GIVEN PROBLEM »
Repeat each line exactly, leaving nothing out.

RECORDS FOR THE TASK »
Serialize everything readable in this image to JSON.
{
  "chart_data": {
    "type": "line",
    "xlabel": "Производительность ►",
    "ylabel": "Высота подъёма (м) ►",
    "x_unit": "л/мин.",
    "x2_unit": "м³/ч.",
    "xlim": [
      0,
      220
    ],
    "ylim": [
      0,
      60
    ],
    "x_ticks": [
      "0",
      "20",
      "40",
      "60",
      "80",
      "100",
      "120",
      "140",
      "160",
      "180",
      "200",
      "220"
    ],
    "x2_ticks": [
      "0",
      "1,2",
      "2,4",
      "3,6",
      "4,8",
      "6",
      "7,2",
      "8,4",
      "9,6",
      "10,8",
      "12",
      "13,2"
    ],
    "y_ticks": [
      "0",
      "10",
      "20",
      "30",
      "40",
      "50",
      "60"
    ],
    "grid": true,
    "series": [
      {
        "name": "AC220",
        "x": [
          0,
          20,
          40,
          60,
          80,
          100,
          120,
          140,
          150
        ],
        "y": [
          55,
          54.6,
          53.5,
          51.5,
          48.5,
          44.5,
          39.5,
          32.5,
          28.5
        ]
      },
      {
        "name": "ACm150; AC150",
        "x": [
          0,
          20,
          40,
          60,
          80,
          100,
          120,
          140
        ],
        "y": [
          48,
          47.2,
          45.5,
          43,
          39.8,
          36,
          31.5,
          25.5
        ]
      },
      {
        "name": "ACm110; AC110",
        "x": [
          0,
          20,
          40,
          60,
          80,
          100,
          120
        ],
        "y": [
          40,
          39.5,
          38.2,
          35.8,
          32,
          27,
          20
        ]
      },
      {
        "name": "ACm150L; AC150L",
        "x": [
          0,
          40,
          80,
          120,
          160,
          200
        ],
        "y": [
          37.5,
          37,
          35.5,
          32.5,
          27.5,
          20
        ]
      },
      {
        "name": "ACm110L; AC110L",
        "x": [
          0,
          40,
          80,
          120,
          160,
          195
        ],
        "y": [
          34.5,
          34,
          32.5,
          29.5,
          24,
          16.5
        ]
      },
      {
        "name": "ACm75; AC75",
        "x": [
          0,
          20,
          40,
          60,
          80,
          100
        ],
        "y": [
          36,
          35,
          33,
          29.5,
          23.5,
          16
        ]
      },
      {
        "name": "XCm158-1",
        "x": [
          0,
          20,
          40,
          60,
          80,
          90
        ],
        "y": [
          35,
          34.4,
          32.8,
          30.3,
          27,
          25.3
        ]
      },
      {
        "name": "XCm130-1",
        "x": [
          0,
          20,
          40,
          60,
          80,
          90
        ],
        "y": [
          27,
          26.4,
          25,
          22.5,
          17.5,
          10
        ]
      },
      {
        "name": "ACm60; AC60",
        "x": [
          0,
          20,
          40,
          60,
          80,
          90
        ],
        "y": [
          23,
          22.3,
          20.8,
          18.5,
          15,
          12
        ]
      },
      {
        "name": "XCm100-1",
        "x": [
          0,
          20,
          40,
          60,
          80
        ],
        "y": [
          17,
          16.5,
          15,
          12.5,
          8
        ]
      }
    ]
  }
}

SOLUTION TO THIS EXERCISE »
Serialize everything readable in this image to JSON.
{
  "chart_data": {
    "type": "line",
    "xlabel": "Производительность ►",
    "ylabel": "Высота подъёма (м) ►",
    "x_unit": "л/мин.",
    "x2_unit": "м³/ч.",
    "xlim": [
      0,
      220
    ],
    "ylim": [
      0,
      60
    ],
    "x_ticks": [
      "0",
      "20",
      "40",
      "60",
      "80",
      "100",
      "120",
      "140",
      "160",
      "180",
      "200",
      "220"
    ],
    "x2_ticks": [
      "0",
      "1,2",
      "2,4",
      "3,6",
      "4,8",
      "6",
      "7,2",
      "8,4",
      "9,6",
      "10,8",
      "12",
      "13,2"
    ],
    "y_ticks": [
      "0",
      "10",
      "20",
      "30",
      "40",
      "50",
      "60"
    ],
    "grid": true,
    "series": [
      {
        "name": "AC220",
        "x": [
          0,
          20,
          40,
          60,
          80,
          100,
          120,
          140,
          150
        ],
        "y": [
          55,
          54.6,
          53.5,
          51.5,
          48.5,
          44.5,
          39.5,
          32.5,
          28.5
        ]
      },
      {
        "name": "ACm150; AC150",
        "x": [
          0,
          20,
          40,
          60,
          80,
          100,
          120,
          140
        ],
        "y": [
          48,
          47.2,
          45.5,
          43,
          39.8,
          36,
          31.5,
          25.5
        ]
      },
      {
        "name": "ACm110; AC110",
        "x": [
          0,
          20,
          40,
          60,
          80,
          100,
          120
        ],
        "y": [
          40,
          39.5,
          38.2,
          35.8,
          32,
          27,
          20
        ]
      },
      {
        "name": "ACm150L; AC150L",
        "x": [
          0,
          40,
          80,
          120,
          160,
          200
        ],
        "y": [
          37.5,
          37,
          35.5,
          32.5,
          27.5,
          20
        ]
      },
      {
        "name": "ACm110L; AC110L",
        "x": [
          0,
          40,
          80,
          120,
          160,
          195
        ],
        "y": [
          34.5,
          34,
          32.5,
          29.5,
          24,
          16.5
        ]
      },
      {
        "name": "ACm75; AC75",
        "x": [
          0,
          20,
          40,
          60,
          80,
          100
        ],
        "y": [
          36,
          35,
          33,
          29.5,
          23.5,
          16
        ]
      },
      {
        "name": "XCm158-1",
        "x": [
          0,
          20,
          40,
          60,
          80,
          90
        ],
        "y": [
          35,
          34.4,
          32.8,
          30.3,
          27,
          25.3
        ]
      },
      {
        "name": "XCm130-1",
        "x": [
          0,
          20,
          40,
          60,
          80,
          90
        ],
        "y": [
          27,
          26.4,
          25,
          22.5,
          17.5,
          10
        ]
      },
      {
        "name": "ACm60; AC60",
        "x": [
          0,
          20,
          40,
          60,
          80,
          90
        ],
        "y": [
          23,
          22.3,
          20.8,
          18.5,
          15,
          12
        ]
      },
      {
        "name": "XCm100-1",
        "x": [
          0,
          20,
          40,
          60,
          80
        ],
        "y": [
          17,
          16.5,
          15,
          12.5,
          8
        ]
      }
    ]
  }
}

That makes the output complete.